Problem requirements:
Collect every line in the records below that contains the word "text".

Supplied entries:
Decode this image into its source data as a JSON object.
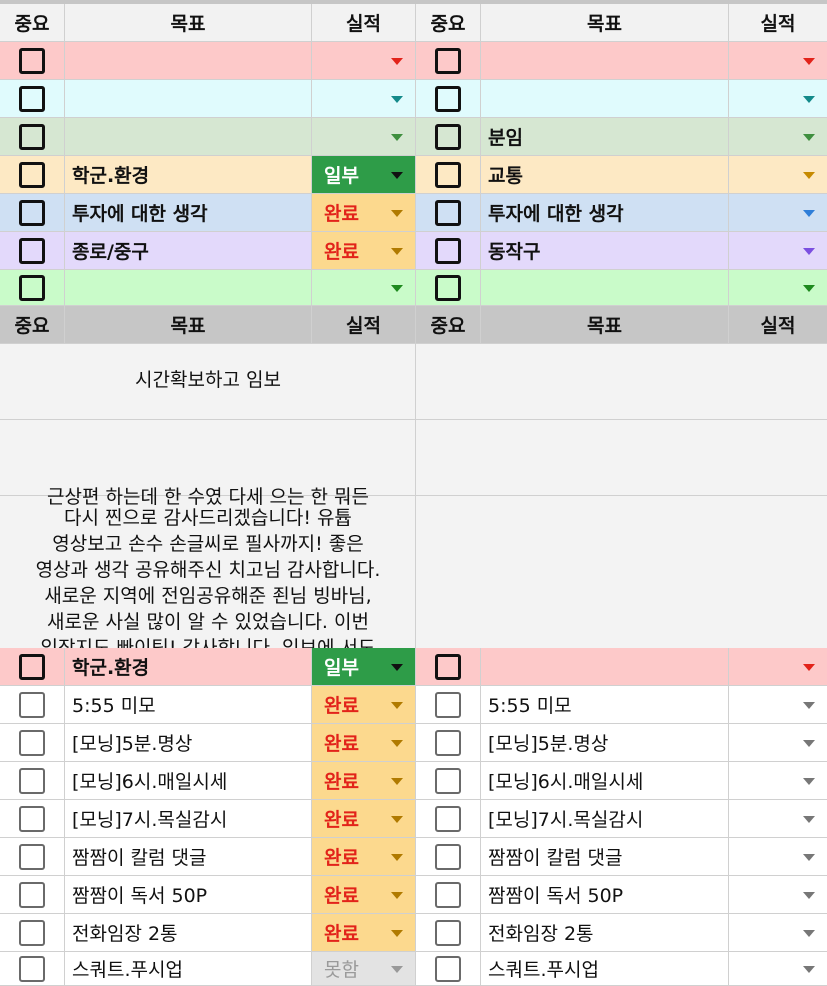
{
  "header": {
    "importance": "중요",
    "goal": "목표",
    "result": "실적"
  },
  "top_rows": [
    {
      "left_goal": "",
      "left_status": "",
      "right_goal": ""
    },
    {
      "left_goal": "",
      "left_status": "",
      "right_goal": ""
    },
    {
      "left_goal": "",
      "left_status": "",
      "right_goal": "분임"
    },
    {
      "left_goal": "학군.환경",
      "left_status": "일부",
      "right_goal": "교통"
    },
    {
      "left_goal": "투자에 대한 생각",
      "left_status": "완료",
      "right_goal": "투자에 대한 생각"
    },
    {
      "left_goal": "종로/중구",
      "left_status": "완료",
      "right_goal": "동작구"
    },
    {
      "left_goal": "",
      "left_status": "",
      "right_goal": ""
    }
  ],
  "notes": {
    "note1": "시간확보하고 임보",
    "cutoff_top": "근상편 하는데 한 수였 다세 으는 한 뭐든",
    "lines": [
      "다시 찐으로 감사드리겠습니다! 유튭",
      "영상보고 손수 손글씨로 필사까지! 좋은",
      "영상과 생각 공유해주신 치고님 감사합니다.",
      "새로운 지역에 전임공유해준 죈님 빙바님,",
      "새로운 사실 많이 알 수 있었습니다. 이번",
      "임장지도 빠이팅! 감사합니다. 임보에 서도"
    ]
  },
  "bottom_rows": [
    {
      "left_goal": "학군.환경",
      "left_status": "일부",
      "right_goal": ""
    },
    {
      "left_goal": "5:55 미모",
      "left_status": "완료",
      "right_goal": "5:55 미모"
    },
    {
      "left_goal": "[모닝]5분.명상",
      "left_status": "완료",
      "right_goal": "[모닝]5분.명상"
    },
    {
      "left_goal": "[모닝]6시.매일시세",
      "left_status": "완료",
      "right_goal": "[모닝]6시.매일시세"
    },
    {
      "left_goal": "[모닝]7시.목실감시",
      "left_status": "완료",
      "right_goal": "[모닝]7시.목실감시"
    },
    {
      "left_goal": "짬짬이 칼럼 댓글",
      "left_status": "완료",
      "right_goal": "짬짬이 칼럼 댓글"
    },
    {
      "left_goal": "짬짬이 독서 50P",
      "left_status": "완료",
      "right_goal": "짬짬이 독서 50P"
    },
    {
      "left_goal": "전화임장 2통",
      "left_status": "완료",
      "right_goal": "전화임장 2통"
    },
    {
      "left_goal": "스쿼트.푸시업",
      "left_status": "못함",
      "right_goal": "스쿼트.푸시업"
    }
  ],
  "colors": {
    "row_red": "#fdc9c9",
    "row_cyan": "#e0fbfd",
    "row_sage": "#d6e7d2",
    "row_yellow": "#fde9c4",
    "row_blue": "#cfe0f3",
    "row_purple": "#e3d9fb",
    "row_green": "#c9fbc9",
    "header_gray": "#c6c6c6",
    "done_yellow": "#fcd98e",
    "done_red": "#e2231a",
    "partial_green": "#2e9c48",
    "not_done_gray": "#e3e3e3"
  },
  "icons": {
    "dropdown": "triangle-down-icon",
    "checkbox": "checkbox-icon"
  }
}
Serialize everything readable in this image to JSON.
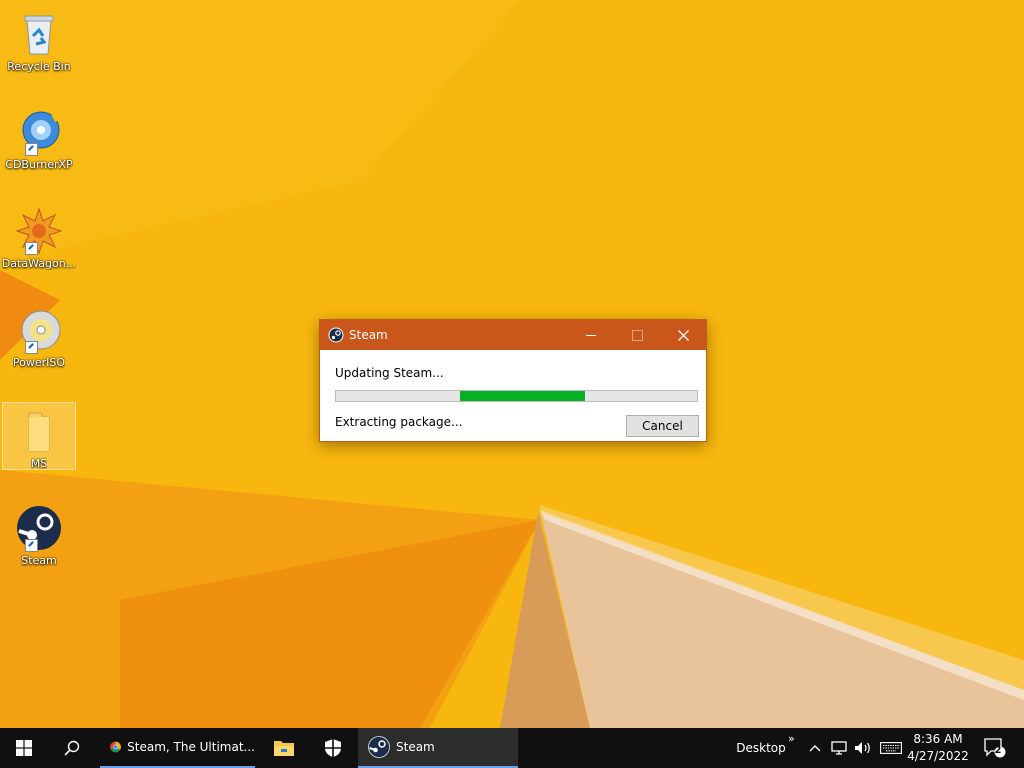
{
  "desktop": {
    "icons": [
      {
        "label": "Recycle Bin",
        "icon": "recycle-bin-icon"
      },
      {
        "label": "CDBurnerXP",
        "icon": "cdburnerxp-icon"
      },
      {
        "label": "DataWagon...",
        "icon": "datawagon-icon"
      },
      {
        "label": "PowerISO",
        "icon": "poweriso-icon"
      },
      {
        "label": "MS",
        "icon": "folder-icon"
      },
      {
        "label": "Steam",
        "icon": "steam-icon"
      }
    ]
  },
  "dialog": {
    "title": "Steam",
    "status": "Updating Steam...",
    "substatus": "Extracting package...",
    "cancel_label": "Cancel",
    "progress": {
      "start": 0.344,
      "end": 0.691
    },
    "accent_color": "#c9561b",
    "progress_color": "#06b025"
  },
  "taskbar": {
    "start": "windows-start-icon",
    "search": "search-icon",
    "apps": [
      {
        "label": "Steam, The Ultimat...",
        "icon": "chrome-icon"
      },
      {
        "label": "",
        "icon": "file-explorer-icon"
      },
      {
        "label": "",
        "icon": "defender-shield-icon"
      },
      {
        "label": "Steam",
        "icon": "steam-icon"
      }
    ],
    "desktop_label": "Desktop",
    "time": "8:36 AM",
    "date": "4/27/2022",
    "notification_count": "2"
  }
}
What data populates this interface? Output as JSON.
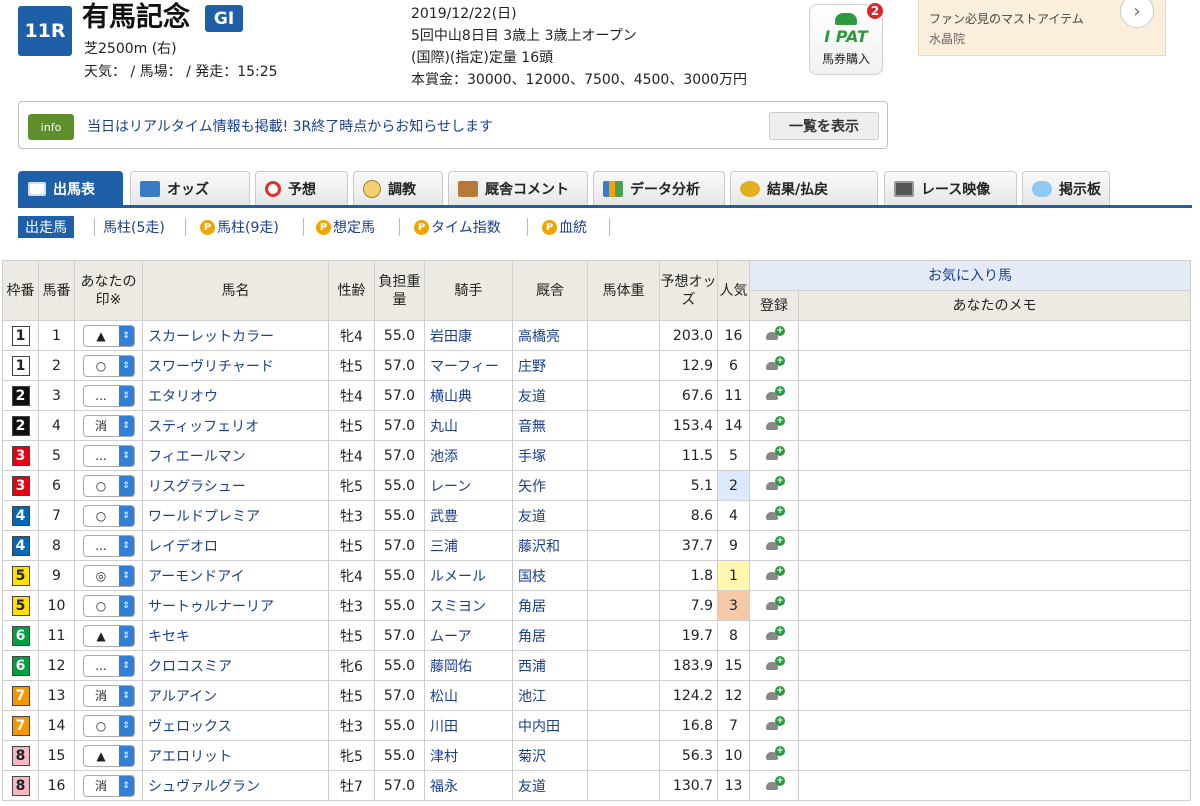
{
  "race": {
    "number": "11R",
    "name": "有馬記念",
    "grade": "GI",
    "course": "芝2500m (右)",
    "conditions": "天気： / 馬場： / 発走：15:25",
    "date": "2019/12/22(日)",
    "meeting": "5回中山8日目 3歳上 3歳上オープン",
    "entry": "(国際)(指定)定量 16頭",
    "prize": "本賞金：30000、12000、7500、4500、3000万円"
  },
  "ipat": {
    "logo": "I PAT",
    "label": "馬券購入"
  },
  "ad": {
    "text": "ファン必見のマストアイテム",
    "sub": "水晶院",
    "next": "›"
  },
  "notice": {
    "tag": "info",
    "text": "当日はリアルタイム情報も掲載! 3R終了時点からお知らせします",
    "button": "一覧を表示",
    "count": "2"
  },
  "tabs": [
    "出馬表",
    "オッズ",
    "予想",
    "調教",
    "厩舎コメント",
    "データ分析",
    "結果/払戻",
    "レース映像",
    "掲示板"
  ],
  "subnav": [
    "出走馬",
    "馬柱(5走)",
    "馬柱(9走)",
    "想定馬",
    "タイム指数",
    "血統"
  ],
  "table": {
    "headers": {
      "waku": "枠番",
      "umaban": "馬番",
      "mark": "あなたの印※",
      "name": "馬名",
      "sexage": "性齢",
      "weight": "負担重量",
      "jockey": "騎手",
      "trainer": "厩舎",
      "bodyweight": "馬体重",
      "odds": "予想オッズ",
      "pop": "人気",
      "fav": "お気に入り馬",
      "reg": "登録",
      "memo": "あなたのメモ"
    },
    "rows": [
      {
        "waku": "1",
        "umaban": "1",
        "mark": "▲",
        "name": "スカーレットカラー",
        "sexage": "牝4",
        "weight": "55.0",
        "jockey": "岩田康",
        "trainer": "高橋亮",
        "odds": "203.0",
        "pop": "16"
      },
      {
        "waku": "1",
        "umaban": "2",
        "mark": "○",
        "name": "スワーヴリチャード",
        "sexage": "牡5",
        "weight": "57.0",
        "jockey": "マーフィー",
        "trainer": "庄野",
        "odds": "12.9",
        "pop": "6"
      },
      {
        "waku": "2",
        "umaban": "3",
        "mark": "...",
        "name": "エタリオウ",
        "sexage": "牡4",
        "weight": "57.0",
        "jockey": "横山典",
        "trainer": "友道",
        "odds": "67.6",
        "pop": "11"
      },
      {
        "waku": "2",
        "umaban": "4",
        "mark": "消",
        "name": "スティッフェリオ",
        "sexage": "牡5",
        "weight": "57.0",
        "jockey": "丸山",
        "trainer": "音無",
        "odds": "153.4",
        "pop": "14"
      },
      {
        "waku": "3",
        "umaban": "5",
        "mark": "...",
        "name": "フィエールマン",
        "sexage": "牡4",
        "weight": "57.0",
        "jockey": "池添",
        "trainer": "手塚",
        "odds": "11.5",
        "pop": "5"
      },
      {
        "waku": "3",
        "umaban": "6",
        "mark": "○",
        "name": "リスグラシュー",
        "sexage": "牝5",
        "weight": "55.0",
        "jockey": "レーン",
        "trainer": "矢作",
        "odds": "5.1",
        "pop": "2"
      },
      {
        "waku": "4",
        "umaban": "7",
        "mark": "○",
        "name": "ワールドプレミア",
        "sexage": "牡3",
        "weight": "55.0",
        "jockey": "武豊",
        "trainer": "友道",
        "odds": "8.6",
        "pop": "4"
      },
      {
        "waku": "4",
        "umaban": "8",
        "mark": "...",
        "name": "レイデオロ",
        "sexage": "牡5",
        "weight": "57.0",
        "jockey": "三浦",
        "trainer": "藤沢和",
        "odds": "37.7",
        "pop": "9"
      },
      {
        "waku": "5",
        "umaban": "9",
        "mark": "◎",
        "name": "アーモンドアイ",
        "sexage": "牝4",
        "weight": "55.0",
        "jockey": "ルメール",
        "trainer": "国枝",
        "odds": "1.8",
        "pop": "1"
      },
      {
        "waku": "5",
        "umaban": "10",
        "mark": "○",
        "name": "サートゥルナーリア",
        "sexage": "牡3",
        "weight": "55.0",
        "jockey": "スミヨン",
        "trainer": "角居",
        "odds": "7.9",
        "pop": "3"
      },
      {
        "waku": "6",
        "umaban": "11",
        "mark": "▲",
        "name": "キセキ",
        "sexage": "牡5",
        "weight": "57.0",
        "jockey": "ムーア",
        "trainer": "角居",
        "odds": "19.7",
        "pop": "8"
      },
      {
        "waku": "6",
        "umaban": "12",
        "mark": "...",
        "name": "クロコスミア",
        "sexage": "牝6",
        "weight": "55.0",
        "jockey": "藤岡佑",
        "trainer": "西浦",
        "odds": "183.9",
        "pop": "15"
      },
      {
        "waku": "7",
        "umaban": "13",
        "mark": "消",
        "name": "アルアイン",
        "sexage": "牡5",
        "weight": "57.0",
        "jockey": "松山",
        "trainer": "池江",
        "odds": "124.2",
        "pop": "12"
      },
      {
        "waku": "7",
        "umaban": "14",
        "mark": "○",
        "name": "ヴェロックス",
        "sexage": "牡3",
        "weight": "55.0",
        "jockey": "川田",
        "trainer": "中内田",
        "odds": "16.8",
        "pop": "7"
      },
      {
        "waku": "8",
        "umaban": "15",
        "mark": "▲",
        "name": "アエロリット",
        "sexage": "牝5",
        "weight": "55.0",
        "jockey": "津村",
        "trainer": "菊沢",
        "odds": "56.3",
        "pop": "10"
      },
      {
        "waku": "8",
        "umaban": "16",
        "mark": "消",
        "name": "シュヴァルグラン",
        "sexage": "牡7",
        "weight": "57.0",
        "jockey": "福永",
        "trainer": "友道",
        "odds": "130.7",
        "pop": "13"
      }
    ]
  },
  "colors": {
    "primary": "#1f5fa8",
    "link": "#1b3f8f",
    "pop1": "#fff6b0",
    "pop2": "#dce8fb",
    "pop3": "#f5c9a8"
  }
}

Response to the exercise:
    "text": "ファン必見のマストアイテム",
    "text": "当日はリアルタイム情報も掲載! 3R終了時点からお知らせします",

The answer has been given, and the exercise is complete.